The lines to be copied run from the one containing "Read all visible content and emit it as JSON." to the end of the material below; reproduce them exactly, including both ends, and nothing more.

• RECORDS TO PROCESS:
■ ■ ■ ■ ■ ■ ■
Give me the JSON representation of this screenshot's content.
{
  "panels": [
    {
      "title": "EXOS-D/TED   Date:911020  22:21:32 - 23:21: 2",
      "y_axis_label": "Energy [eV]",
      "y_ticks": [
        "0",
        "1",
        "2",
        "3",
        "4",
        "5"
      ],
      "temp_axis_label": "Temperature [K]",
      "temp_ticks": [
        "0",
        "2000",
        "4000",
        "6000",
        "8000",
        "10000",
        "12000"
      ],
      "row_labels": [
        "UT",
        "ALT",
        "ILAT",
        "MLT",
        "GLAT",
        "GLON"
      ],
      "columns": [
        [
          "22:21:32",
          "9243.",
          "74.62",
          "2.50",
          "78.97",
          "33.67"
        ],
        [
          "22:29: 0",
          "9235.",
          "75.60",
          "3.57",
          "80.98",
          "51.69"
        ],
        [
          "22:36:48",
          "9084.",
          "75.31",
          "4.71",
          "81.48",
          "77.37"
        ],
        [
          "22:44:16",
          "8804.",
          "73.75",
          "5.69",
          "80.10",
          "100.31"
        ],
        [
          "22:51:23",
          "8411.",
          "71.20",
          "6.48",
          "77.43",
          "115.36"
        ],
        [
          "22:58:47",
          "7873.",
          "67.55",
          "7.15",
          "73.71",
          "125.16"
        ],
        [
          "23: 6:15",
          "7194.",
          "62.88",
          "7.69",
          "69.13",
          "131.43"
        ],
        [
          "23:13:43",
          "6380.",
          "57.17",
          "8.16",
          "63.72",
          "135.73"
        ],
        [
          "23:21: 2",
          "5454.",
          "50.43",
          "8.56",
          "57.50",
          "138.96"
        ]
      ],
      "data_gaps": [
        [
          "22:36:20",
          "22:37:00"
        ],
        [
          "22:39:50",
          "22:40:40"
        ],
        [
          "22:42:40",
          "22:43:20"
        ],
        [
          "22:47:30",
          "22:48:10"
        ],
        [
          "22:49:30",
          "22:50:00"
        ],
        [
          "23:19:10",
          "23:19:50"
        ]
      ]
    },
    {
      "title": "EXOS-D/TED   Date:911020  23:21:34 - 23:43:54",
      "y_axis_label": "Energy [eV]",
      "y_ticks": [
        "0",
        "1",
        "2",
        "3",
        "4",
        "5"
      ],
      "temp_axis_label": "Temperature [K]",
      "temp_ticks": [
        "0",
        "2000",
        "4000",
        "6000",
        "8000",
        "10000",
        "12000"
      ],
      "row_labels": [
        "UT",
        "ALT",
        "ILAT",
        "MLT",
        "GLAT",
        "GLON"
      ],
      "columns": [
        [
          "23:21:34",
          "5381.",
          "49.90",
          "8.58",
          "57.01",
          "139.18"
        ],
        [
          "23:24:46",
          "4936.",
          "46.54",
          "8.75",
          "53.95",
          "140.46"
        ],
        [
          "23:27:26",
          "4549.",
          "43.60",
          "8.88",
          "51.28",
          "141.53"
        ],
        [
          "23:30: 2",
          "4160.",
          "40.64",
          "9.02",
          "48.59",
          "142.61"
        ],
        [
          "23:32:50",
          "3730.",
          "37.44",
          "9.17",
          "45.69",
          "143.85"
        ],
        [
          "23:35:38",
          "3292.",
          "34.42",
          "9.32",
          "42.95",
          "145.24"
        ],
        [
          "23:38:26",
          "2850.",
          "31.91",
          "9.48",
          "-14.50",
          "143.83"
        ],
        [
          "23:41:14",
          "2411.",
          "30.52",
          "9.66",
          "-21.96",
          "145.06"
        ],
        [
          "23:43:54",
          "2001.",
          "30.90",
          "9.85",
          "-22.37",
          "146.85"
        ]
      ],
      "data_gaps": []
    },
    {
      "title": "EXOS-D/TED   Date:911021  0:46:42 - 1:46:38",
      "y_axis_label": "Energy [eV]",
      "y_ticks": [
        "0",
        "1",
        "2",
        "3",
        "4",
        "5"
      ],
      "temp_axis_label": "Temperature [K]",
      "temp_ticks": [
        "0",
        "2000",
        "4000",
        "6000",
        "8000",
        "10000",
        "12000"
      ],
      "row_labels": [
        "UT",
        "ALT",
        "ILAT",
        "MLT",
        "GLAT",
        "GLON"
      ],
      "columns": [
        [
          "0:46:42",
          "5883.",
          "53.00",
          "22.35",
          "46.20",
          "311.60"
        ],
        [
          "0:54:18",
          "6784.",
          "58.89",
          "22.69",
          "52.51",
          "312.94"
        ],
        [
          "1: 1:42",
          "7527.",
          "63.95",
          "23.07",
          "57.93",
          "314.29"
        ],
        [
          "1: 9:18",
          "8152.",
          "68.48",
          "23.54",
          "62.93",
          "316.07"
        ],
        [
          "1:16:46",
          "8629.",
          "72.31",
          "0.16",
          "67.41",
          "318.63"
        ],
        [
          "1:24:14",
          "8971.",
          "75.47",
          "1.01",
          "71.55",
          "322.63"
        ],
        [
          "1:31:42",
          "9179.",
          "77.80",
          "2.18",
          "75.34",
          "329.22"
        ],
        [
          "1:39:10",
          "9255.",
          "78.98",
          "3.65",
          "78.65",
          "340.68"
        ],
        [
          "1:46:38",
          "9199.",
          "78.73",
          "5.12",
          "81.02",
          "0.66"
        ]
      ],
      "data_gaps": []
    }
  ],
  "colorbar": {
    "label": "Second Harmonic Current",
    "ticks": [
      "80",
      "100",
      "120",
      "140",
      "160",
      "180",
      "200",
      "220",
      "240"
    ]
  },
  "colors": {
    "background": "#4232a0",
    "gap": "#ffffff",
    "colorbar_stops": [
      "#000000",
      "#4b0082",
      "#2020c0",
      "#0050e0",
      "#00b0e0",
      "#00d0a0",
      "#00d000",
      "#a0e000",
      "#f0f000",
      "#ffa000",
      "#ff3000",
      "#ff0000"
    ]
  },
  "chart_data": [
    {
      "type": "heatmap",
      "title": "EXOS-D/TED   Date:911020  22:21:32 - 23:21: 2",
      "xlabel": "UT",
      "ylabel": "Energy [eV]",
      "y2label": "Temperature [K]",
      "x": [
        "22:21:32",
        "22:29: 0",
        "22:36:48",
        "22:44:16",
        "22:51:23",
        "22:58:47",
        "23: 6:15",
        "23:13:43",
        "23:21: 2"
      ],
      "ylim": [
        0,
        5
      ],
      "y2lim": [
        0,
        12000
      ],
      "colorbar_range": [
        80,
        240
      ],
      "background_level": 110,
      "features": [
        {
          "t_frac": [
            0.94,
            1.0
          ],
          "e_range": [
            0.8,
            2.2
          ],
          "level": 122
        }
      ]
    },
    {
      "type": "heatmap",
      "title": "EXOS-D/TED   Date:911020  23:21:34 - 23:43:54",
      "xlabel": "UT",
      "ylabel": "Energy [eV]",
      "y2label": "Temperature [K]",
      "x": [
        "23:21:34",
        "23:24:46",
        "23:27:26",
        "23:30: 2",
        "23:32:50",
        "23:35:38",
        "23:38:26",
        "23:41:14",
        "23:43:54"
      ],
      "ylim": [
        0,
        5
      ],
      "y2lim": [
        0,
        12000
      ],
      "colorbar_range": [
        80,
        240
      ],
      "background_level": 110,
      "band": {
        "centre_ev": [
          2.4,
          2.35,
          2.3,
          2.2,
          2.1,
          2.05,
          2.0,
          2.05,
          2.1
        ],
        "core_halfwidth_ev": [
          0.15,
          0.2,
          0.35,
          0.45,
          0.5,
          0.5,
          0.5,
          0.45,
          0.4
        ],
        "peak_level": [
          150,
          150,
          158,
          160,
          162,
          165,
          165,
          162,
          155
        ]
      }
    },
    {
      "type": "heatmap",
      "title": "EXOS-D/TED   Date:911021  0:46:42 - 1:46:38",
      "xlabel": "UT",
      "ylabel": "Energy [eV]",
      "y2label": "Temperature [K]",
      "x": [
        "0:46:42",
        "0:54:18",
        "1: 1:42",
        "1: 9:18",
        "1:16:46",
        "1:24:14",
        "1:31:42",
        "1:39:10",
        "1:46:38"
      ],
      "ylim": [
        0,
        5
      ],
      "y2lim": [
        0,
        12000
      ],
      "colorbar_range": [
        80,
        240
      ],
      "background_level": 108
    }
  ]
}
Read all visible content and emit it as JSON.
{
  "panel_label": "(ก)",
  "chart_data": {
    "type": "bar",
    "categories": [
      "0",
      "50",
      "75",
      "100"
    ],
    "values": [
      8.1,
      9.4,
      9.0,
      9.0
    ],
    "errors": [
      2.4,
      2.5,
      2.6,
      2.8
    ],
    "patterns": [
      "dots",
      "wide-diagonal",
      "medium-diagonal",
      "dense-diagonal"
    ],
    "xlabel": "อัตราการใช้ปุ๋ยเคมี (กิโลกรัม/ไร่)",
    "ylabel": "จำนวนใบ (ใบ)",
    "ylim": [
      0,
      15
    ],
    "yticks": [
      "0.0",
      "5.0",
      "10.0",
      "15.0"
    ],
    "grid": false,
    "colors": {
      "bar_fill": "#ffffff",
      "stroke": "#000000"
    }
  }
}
■ ■ ■ ■ ■ ■ ■
• SOLVED EXERCISE:
Read all visible content and emit it as JSON.
{
  "panel_label": "(ก)",
  "chart_data": {
    "type": "bar",
    "categories": [
      "0",
      "50",
      "75",
      "100"
    ],
    "values": [
      8.1,
      9.4,
      9.0,
      9.0
    ],
    "errors": [
      2.4,
      2.5,
      2.6,
      2.8
    ],
    "patterns": [
      "dots",
      "wide-diagonal",
      "medium-diagonal",
      "dense-diagonal"
    ],
    "xlabel": "อัตราการใช้ปุ๋ยเคมี (กิโลกรัม/ไร่)",
    "ylabel": "จำนวนใบ (ใบ)",
    "ylim": [
      0,
      15
    ],
    "yticks": [
      "0.0",
      "5.0",
      "10.0",
      "15.0"
    ],
    "grid": false,
    "colors": {
      "bar_fill": "#ffffff",
      "stroke": "#000000"
    }
  }
}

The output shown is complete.